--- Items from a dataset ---
>>>>

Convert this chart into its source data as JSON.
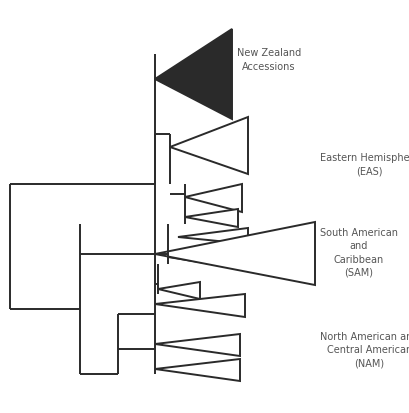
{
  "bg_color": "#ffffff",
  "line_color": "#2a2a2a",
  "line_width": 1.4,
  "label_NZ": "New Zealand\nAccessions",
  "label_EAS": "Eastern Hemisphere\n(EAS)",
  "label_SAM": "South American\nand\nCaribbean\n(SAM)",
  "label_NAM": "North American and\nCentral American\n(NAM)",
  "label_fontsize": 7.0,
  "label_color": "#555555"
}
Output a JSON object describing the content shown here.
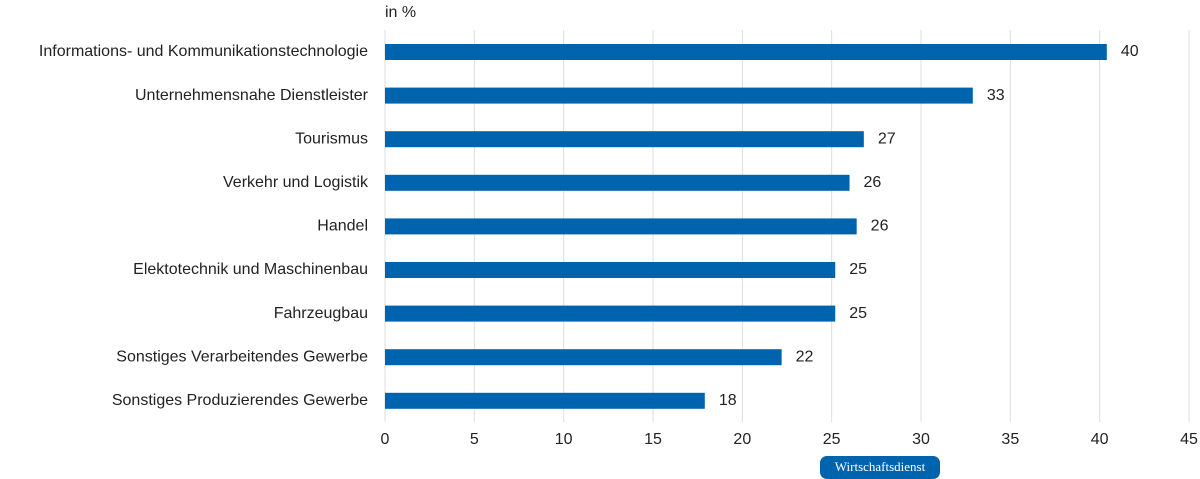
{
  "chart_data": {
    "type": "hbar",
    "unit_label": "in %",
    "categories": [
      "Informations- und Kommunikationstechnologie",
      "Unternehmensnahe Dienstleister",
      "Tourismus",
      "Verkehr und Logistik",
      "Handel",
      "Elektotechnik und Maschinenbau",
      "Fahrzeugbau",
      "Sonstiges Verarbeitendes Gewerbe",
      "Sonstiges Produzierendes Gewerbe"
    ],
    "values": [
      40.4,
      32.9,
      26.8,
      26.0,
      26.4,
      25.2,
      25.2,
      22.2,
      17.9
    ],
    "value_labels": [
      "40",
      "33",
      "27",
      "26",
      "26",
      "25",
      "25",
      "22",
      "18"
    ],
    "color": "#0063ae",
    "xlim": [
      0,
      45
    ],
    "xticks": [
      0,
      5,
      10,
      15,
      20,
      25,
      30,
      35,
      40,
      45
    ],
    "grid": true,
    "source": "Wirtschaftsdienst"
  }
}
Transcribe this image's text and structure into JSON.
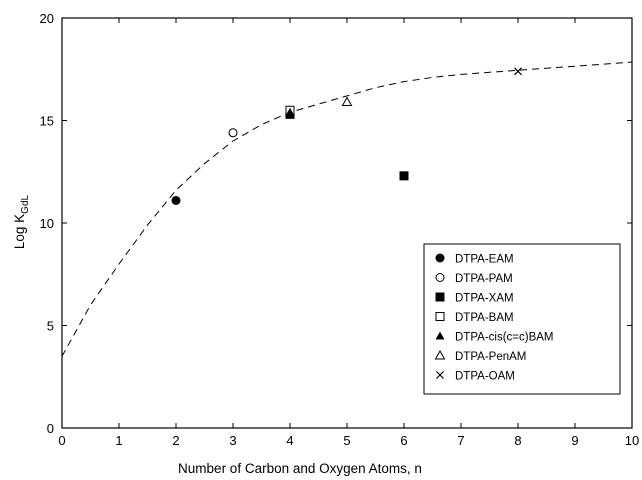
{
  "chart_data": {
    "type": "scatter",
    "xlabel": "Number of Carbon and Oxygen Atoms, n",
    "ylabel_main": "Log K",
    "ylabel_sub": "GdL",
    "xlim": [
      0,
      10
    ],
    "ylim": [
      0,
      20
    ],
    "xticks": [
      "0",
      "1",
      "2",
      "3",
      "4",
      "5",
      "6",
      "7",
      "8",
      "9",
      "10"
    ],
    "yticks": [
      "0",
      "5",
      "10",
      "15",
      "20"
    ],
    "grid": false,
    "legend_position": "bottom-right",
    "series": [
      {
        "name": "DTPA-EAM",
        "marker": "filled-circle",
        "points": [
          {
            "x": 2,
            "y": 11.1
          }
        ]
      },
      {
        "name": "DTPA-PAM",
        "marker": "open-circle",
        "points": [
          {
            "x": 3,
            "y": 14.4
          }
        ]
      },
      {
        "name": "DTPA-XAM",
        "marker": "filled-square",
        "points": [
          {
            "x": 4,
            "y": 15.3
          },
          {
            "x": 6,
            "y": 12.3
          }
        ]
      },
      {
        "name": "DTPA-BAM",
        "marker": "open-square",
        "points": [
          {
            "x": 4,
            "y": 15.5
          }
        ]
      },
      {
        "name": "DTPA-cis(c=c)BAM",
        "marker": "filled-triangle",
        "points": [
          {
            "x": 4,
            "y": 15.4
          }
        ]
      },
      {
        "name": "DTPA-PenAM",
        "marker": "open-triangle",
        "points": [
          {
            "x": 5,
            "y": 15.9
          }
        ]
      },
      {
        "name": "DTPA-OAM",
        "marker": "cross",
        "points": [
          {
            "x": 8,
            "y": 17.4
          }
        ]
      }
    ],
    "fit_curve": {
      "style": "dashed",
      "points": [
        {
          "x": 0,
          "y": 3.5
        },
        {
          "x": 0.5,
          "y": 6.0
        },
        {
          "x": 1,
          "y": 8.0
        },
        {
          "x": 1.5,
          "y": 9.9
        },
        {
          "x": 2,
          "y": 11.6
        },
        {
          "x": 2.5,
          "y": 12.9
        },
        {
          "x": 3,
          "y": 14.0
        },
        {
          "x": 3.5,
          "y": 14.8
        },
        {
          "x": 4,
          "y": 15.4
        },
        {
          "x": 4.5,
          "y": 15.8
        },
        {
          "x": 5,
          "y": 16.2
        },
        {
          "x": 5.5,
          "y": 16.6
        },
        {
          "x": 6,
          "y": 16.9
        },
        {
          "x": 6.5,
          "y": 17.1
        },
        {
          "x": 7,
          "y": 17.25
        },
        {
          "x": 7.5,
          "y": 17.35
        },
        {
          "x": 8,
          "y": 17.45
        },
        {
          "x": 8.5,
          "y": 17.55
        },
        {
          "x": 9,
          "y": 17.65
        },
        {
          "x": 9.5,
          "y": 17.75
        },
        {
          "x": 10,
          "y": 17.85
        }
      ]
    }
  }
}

<<<<

From the entries above, select each line containing the string "marker".

        "marker": "filled-circle",
        "marker": "open-circle",
        "marker": "filled-square",
        "marker": "open-square",
        "marker": "filled-triangle",
        "marker": "open-triangle",
        "marker": "cross",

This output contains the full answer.